Given task: Select, from the data, each line where "this" occurs.

(Extracted records)
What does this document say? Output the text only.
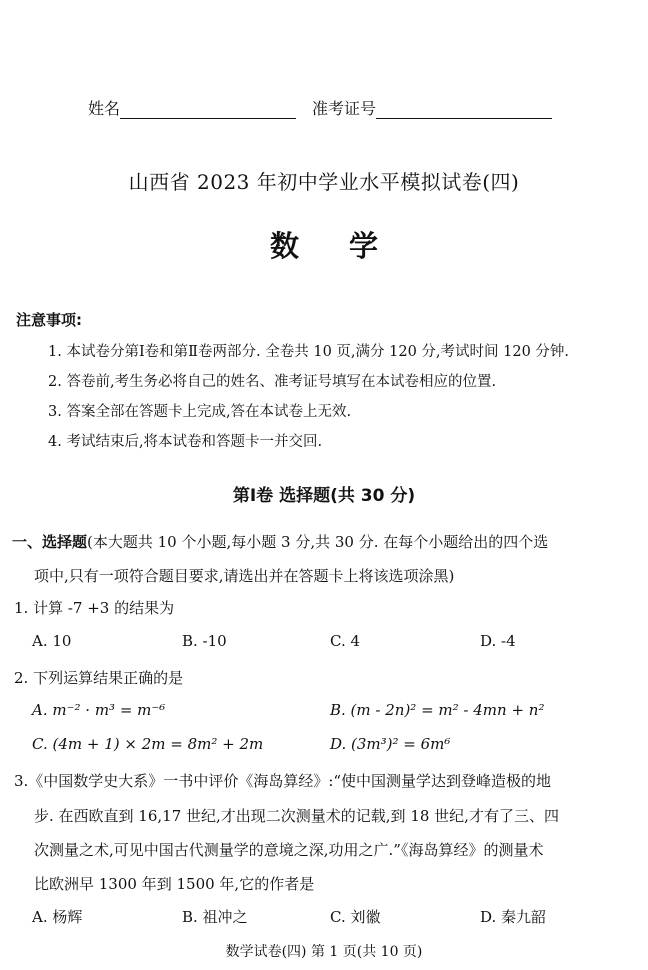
姓名	准考证号
山西省 2023 年初中学业水平模拟试卷(四)
数 学
注意事项:
1. 本试卷分第Ⅰ卷和第Ⅱ卷两部分. 全卷共 10 页,满分 120 分,考试时间 120 分钟.
2. 答卷前,考生务必将自己的姓名、准考证号填写在本试卷相应的位置.
3. 答案全部在答题卡上完成,答在本试卷上无效.
4. 考试结束后,将本试卷和答题卡一并交回.
第Ⅰ卷 选择题(共 30 分)
一、选择题(本大题共 10 个小题,每小题 3 分,共 30 分. 在每个小题给出的四个选
项中,只有一项符合题目要求,请选出并在答题卡上将该选项涂黑)
1. 计算 -7 +3 的结果为
A. 10	B. -10	C. 4	D. -4
2. 下列运算结果正确的是
A. m⁻² · m³ = m⁻⁶	B. (m - 2n)² = m² - 4mn + n²
C. (4m + 1) × 2m = 8m² + 2m	D. (3m³)² = 6m⁶
3.《中国数学史大系》一书中评价《海岛算经》:“使中国测量学达到登峰造极的地
步. 在西欧直到 16,17 世纪,才出现二次测量术的记载,到 18 世纪,才有了三、四
次测量之术,可见中国古代测量学的意境之深,功用之广.”《海岛算经》的测量术
比欧洲早 1300 年到 1500 年,它的作者是
A. 杨辉	B. 祖冲之	C. 刘徽	D. 秦九韶
数学试卷(四) 第 1 页(共 10 页)
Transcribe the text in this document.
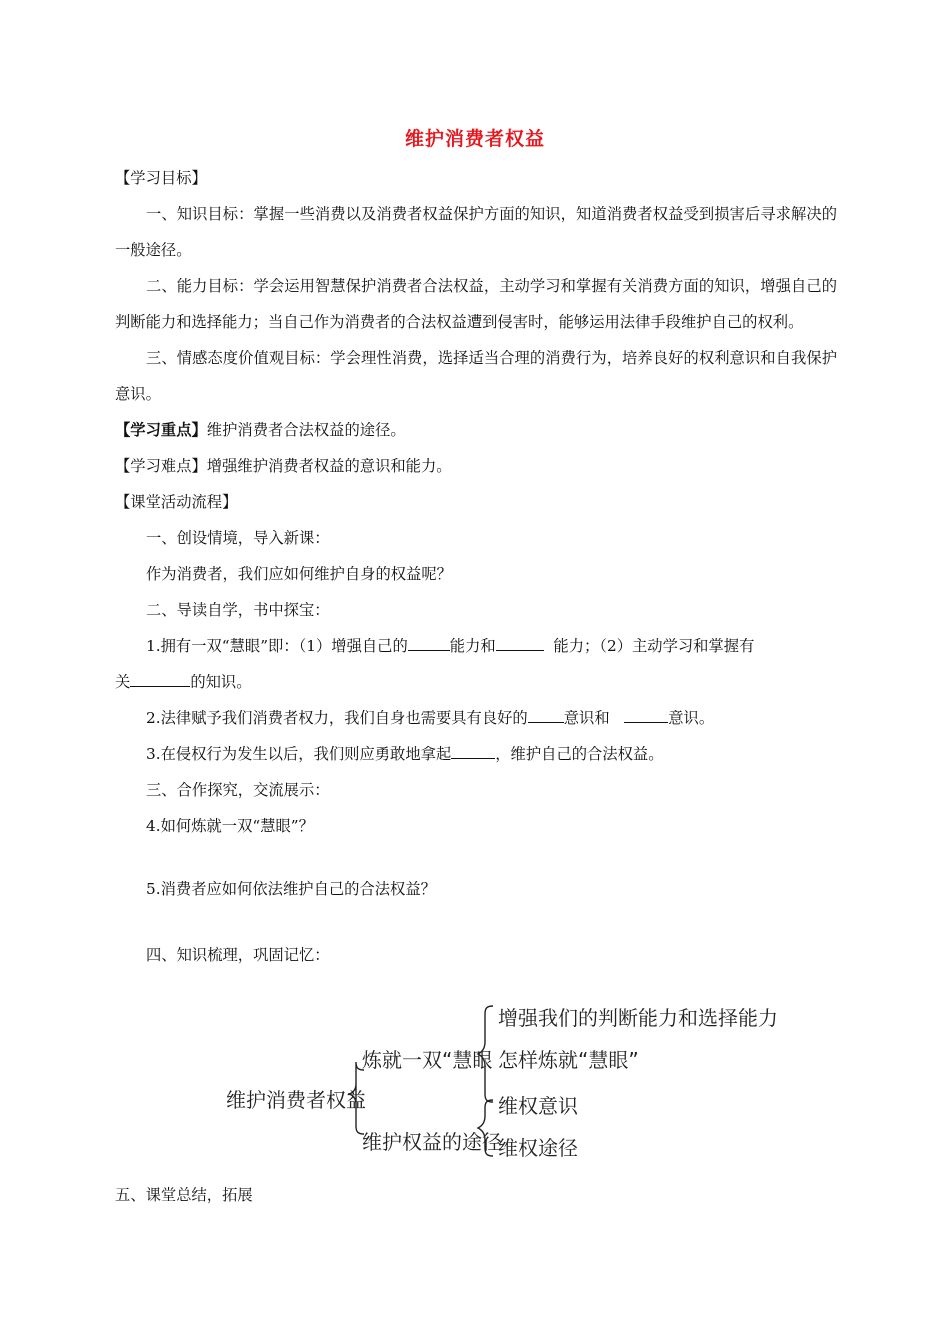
维护消费者权益
【学习目标】
一、知识目标：掌握一些消费以及消费者权益保护方面的知识，知道消费者权益受到损害后寻求解决的一般途径。
二、能力目标：学会运用智慧保护消费者合法权益，主动学习和掌握有关消费方面的知识，增强自己的判断能力和选择能力；当自己作为消费者的合法权益遭到侵害时，能够运用法律手段维护自己的权利。
三、情感态度价值观目标：学会理性消费，选择适当合理的消费行为，培养良好的权利意识和自我保护意识。
【学习重点】维护消费者合法权益的途径。
【学习难点】增强维护消费者权益的意识和能力。
【课堂活动流程】
一、创设情境，导入新课：
作为消费者，我们应如何维护自身的权益呢？
二、导读自学，书中探宝：
1.拥有一双“慧眼”即：（1）增强自己的	能力和	能力；（2）主动学习和掌握有
关	的知识。
2.法律赋予我们消费者权力，我们自身也需要具有良好的 意识和	意识。
3.在侵权行为发生以后，我们则应勇敢地拿起	，维护自己的合法权益。
三、合作探究，交流展示：
4.如何炼就一双“慧眼”？
5.消费者应如何依法维护自己的合法权益？
四、知识梳理，巩固记忆：
维护消费者权益
炼就一双“慧眼
维护权益的途径
增强我们的判断能力和选择能力
怎样炼就“慧眼”
维权意识
维权途径
五、课堂总结，拓展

Reply to the task:
What does this document say? Output the text only.
Transcribe the text in this document.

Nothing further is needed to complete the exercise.